Exercise text below:

Tuesday, December 20, 2022

Book Review: Zombies! Zombies! Zombies! ed. by Otto Pensler

Zombies! Zombies! Zombies!  The Most Complete Collection of ZOMBIE Stories Ever Published edited with an introduction by Otto Pensler

This 800-page tome contains dozens upon dozens of stories about the living dead, the unspeakable horrors that rise from their graves and shamble around. The first excerpt is from W. B. Seabrook, who describes practices in Haiti where the dead are brought back to life and made to work on the plantations. The only way for these zombies to return to their graves is if they eat food with salt, then they realize that they are dead and return to the cemetery where they belong. These people are not insatiable cannibals, nor do they have any intellect or will. This first concept of zombiehood dominated the culture until the 1960s, when George Romero introduced a new type of risen dead--the ravenously hungry who had a taste only for human flesh. The whole "brains" thing didn't start until the 1980s with Return of the Living Dead, an uneven horror-comedy with one zombie who explains why they have an insatiable hunger. In the 2000s, the virus/high-speed zombies showed up in movies like 28 Days Later and Zack Snyder's Dawn of the Dead. This book reflects the cinematic history of zombies, with stories from the 1800s (pre-dating the term "zombie" with stories from Edgar Allan Poe and Guy de Maupassant--the undead was a thing long before the z-word came along) up to the 2000s.

End of Exercise text.
Available data below:

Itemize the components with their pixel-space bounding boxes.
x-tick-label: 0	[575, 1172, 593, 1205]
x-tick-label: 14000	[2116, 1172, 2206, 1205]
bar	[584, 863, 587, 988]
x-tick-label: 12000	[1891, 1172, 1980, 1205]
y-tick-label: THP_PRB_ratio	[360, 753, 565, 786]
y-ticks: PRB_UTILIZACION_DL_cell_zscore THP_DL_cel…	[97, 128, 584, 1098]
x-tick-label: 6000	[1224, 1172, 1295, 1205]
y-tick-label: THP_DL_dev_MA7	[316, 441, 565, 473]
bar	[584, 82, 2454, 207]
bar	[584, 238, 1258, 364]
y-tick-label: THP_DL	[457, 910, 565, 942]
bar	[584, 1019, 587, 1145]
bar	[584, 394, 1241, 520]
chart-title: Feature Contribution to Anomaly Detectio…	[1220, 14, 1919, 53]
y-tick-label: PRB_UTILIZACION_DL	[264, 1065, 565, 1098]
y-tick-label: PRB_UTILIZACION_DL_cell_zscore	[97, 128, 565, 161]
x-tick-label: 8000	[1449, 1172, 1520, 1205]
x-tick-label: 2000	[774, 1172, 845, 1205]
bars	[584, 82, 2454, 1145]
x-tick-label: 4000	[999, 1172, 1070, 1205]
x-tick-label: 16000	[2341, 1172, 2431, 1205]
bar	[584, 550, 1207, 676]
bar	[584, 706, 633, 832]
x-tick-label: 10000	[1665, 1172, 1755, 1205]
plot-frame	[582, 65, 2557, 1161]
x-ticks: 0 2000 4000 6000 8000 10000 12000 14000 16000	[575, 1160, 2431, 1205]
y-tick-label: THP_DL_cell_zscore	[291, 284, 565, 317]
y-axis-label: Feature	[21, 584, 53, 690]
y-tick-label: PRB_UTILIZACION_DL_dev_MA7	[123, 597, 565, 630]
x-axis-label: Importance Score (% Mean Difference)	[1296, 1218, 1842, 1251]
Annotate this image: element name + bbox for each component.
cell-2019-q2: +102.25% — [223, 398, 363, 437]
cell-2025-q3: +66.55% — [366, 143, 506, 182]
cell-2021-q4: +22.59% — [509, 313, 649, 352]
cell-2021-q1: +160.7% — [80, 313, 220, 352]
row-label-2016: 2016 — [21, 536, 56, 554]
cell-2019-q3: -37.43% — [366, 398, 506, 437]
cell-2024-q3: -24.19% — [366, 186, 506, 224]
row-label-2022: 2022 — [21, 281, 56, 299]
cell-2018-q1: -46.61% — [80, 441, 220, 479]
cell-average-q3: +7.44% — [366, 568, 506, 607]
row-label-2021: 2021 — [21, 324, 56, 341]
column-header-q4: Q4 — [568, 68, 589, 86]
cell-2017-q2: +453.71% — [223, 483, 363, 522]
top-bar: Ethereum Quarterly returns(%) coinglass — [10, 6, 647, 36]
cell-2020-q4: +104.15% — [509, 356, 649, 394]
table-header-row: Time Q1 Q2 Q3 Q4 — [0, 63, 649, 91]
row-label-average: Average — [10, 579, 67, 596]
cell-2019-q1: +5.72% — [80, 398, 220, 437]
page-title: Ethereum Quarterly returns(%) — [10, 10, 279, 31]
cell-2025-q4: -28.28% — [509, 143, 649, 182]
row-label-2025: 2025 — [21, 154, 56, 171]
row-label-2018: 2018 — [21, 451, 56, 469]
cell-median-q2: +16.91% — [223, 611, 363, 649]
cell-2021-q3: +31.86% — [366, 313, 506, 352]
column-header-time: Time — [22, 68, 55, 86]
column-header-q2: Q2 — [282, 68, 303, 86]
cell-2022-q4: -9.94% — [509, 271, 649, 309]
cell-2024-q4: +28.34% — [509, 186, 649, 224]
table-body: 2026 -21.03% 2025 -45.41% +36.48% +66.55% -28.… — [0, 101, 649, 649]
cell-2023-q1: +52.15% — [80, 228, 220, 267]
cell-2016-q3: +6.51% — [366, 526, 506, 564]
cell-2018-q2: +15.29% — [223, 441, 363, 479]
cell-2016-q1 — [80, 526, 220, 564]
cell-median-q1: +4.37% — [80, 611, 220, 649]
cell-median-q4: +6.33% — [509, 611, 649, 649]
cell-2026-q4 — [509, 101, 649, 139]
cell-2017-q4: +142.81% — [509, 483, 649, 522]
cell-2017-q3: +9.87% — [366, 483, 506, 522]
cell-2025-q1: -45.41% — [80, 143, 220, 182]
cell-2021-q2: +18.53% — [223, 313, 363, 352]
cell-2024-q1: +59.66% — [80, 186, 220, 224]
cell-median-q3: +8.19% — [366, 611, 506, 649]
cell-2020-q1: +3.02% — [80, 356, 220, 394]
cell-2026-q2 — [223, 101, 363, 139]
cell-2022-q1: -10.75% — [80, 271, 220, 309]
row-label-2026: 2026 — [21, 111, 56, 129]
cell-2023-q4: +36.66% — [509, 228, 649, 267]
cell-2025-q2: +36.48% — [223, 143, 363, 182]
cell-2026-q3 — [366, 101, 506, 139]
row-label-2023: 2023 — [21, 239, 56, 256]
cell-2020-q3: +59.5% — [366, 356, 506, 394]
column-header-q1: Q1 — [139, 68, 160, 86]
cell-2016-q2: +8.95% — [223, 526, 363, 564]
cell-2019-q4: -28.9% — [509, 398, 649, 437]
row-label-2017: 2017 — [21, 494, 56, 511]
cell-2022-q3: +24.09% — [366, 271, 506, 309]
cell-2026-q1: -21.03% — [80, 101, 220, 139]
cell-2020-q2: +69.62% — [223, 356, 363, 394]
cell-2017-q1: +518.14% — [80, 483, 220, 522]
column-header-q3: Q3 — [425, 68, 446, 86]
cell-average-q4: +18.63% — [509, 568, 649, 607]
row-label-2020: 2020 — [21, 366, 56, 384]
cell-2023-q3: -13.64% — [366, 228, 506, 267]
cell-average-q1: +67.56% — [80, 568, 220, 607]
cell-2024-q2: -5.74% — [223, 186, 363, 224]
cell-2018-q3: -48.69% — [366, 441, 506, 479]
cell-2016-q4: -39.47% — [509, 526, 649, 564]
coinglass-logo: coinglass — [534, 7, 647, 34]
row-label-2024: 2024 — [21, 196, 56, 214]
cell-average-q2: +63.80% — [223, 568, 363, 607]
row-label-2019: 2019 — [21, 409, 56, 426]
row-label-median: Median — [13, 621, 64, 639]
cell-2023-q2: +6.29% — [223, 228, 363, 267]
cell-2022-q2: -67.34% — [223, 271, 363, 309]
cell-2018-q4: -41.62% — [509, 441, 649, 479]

End of Available data.

• **Your assignment**: According to the zombie book review, why do the zombies in the W. B. Seabrook excerpt go back to their graves after they eat food with salt? Answer in one to three sentences. The lines have nothing to do with the zombie book review.

• **Result of the task**: Eating food with salt makes them realize that they are dead. Once they realize it, they return to the cemetery where they belong.